### Problem to work on
I would like you to transcribe all of the data exactly.
Start of Block
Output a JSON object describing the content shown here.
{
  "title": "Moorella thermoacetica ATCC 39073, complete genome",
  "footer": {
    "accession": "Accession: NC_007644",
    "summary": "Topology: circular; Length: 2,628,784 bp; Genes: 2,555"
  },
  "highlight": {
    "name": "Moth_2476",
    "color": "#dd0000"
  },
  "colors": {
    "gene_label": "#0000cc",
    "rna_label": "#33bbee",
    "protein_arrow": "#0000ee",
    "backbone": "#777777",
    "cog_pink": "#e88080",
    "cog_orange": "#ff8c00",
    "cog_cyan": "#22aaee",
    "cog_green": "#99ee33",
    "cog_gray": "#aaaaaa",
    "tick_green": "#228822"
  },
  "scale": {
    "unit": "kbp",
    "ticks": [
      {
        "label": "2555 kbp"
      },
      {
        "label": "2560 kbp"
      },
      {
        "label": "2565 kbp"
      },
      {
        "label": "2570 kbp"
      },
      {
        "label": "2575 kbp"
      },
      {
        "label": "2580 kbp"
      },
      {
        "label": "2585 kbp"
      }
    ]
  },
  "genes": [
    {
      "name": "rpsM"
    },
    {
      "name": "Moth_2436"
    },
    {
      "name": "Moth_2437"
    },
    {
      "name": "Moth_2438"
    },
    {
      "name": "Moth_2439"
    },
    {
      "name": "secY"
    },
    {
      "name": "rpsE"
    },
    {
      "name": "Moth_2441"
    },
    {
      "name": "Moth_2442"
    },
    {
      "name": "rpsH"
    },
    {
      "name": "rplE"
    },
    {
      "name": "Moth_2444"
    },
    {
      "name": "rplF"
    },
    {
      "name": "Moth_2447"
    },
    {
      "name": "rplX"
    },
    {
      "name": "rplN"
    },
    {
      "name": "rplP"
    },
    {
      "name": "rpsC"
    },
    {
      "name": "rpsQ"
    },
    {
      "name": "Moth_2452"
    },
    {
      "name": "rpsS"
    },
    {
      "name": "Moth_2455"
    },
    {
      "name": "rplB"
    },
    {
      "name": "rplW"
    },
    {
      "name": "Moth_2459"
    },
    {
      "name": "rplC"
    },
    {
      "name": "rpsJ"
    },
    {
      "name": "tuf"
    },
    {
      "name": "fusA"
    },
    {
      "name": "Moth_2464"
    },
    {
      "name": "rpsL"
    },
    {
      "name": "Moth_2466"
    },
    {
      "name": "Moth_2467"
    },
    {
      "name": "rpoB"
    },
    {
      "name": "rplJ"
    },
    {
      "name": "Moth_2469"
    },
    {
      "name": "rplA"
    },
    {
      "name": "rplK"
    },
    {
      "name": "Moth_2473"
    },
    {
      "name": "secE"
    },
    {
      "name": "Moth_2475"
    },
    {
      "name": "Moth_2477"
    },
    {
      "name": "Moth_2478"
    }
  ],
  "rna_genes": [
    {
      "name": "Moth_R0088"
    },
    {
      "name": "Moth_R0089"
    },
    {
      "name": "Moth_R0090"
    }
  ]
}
End of Block
### Exercise solution
Output a JSON object describing the content shown here.
{
  "title": "Moorella thermoacetica ATCC 39073, complete genome",
  "footer": {
    "accession": "Accession: NC_007644",
    "summary": "Topology: circular; Length: 2,628,784 bp; Genes: 2,555"
  },
  "highlight": {
    "name": "Moth_2476",
    "color": "#dd0000"
  },
  "colors": {
    "gene_label": "#0000cc",
    "rna_label": "#33bbee",
    "protein_arrow": "#0000ee",
    "backbone": "#777777",
    "cog_pink": "#e88080",
    "cog_orange": "#ff8c00",
    "cog_cyan": "#22aaee",
    "cog_green": "#99ee33",
    "cog_gray": "#aaaaaa",
    "tick_green": "#228822"
  },
  "scale": {
    "unit": "kbp",
    "ticks": [
      {
        "label": "2555 kbp"
      },
      {
        "label": "2560 kbp"
      },
      {
        "label": "2565 kbp"
      },
      {
        "label": "2570 kbp"
      },
      {
        "label": "2575 kbp"
      },
      {
        "label": "2580 kbp"
      },
      {
        "label": "2585 kbp"
      }
    ]
  },
  "genes": [
    {
      "name": "rpsM"
    },
    {
      "name": "Moth_2436"
    },
    {
      "name": "Moth_2437"
    },
    {
      "name": "Moth_2438"
    },
    {
      "name": "Moth_2439"
    },
    {
      "name": "secY"
    },
    {
      "name": "rpsE"
    },
    {
      "name": "Moth_2441"
    },
    {
      "name": "Moth_2442"
    },
    {
      "name": "rpsH"
    },
    {
      "name": "rplE"
    },
    {
      "name": "Moth_2444"
    },
    {
      "name": "rplF"
    },
    {
      "name": "Moth_2447"
    },
    {
      "name": "rplX"
    },
    {
      "name": "rplN"
    },
    {
      "name": "rplP"
    },
    {
      "name": "rpsC"
    },
    {
      "name": "rpsQ"
    },
    {
      "name": "Moth_2452"
    },
    {
      "name": "rpsS"
    },
    {
      "name": "Moth_2455"
    },
    {
      "name": "rplB"
    },
    {
      "name": "rplW"
    },
    {
      "name": "Moth_2459"
    },
    {
      "name": "rplC"
    },
    {
      "name": "rpsJ"
    },
    {
      "name": "tuf"
    },
    {
      "name": "fusA"
    },
    {
      "name": "Moth_2464"
    },
    {
      "name": "rpsL"
    },
    {
      "name": "Moth_2466"
    },
    {
      "name": "Moth_2467"
    },
    {
      "name": "rpoB"
    },
    {
      "name": "rplJ"
    },
    {
      "name": "Moth_2469"
    },
    {
      "name": "rplA"
    },
    {
      "name": "rplK"
    },
    {
      "name": "Moth_2473"
    },
    {
      "name": "secE"
    },
    {
      "name": "Moth_2475"
    },
    {
      "name": "Moth_2477"
    },
    {
      "name": "Moth_2478"
    }
  ],
  "rna_genes": [
    {
      "name": "Moth_R0088"
    },
    {
      "name": "Moth_R0089"
    },
    {
      "name": "Moth_R0090"
    }
  ]
}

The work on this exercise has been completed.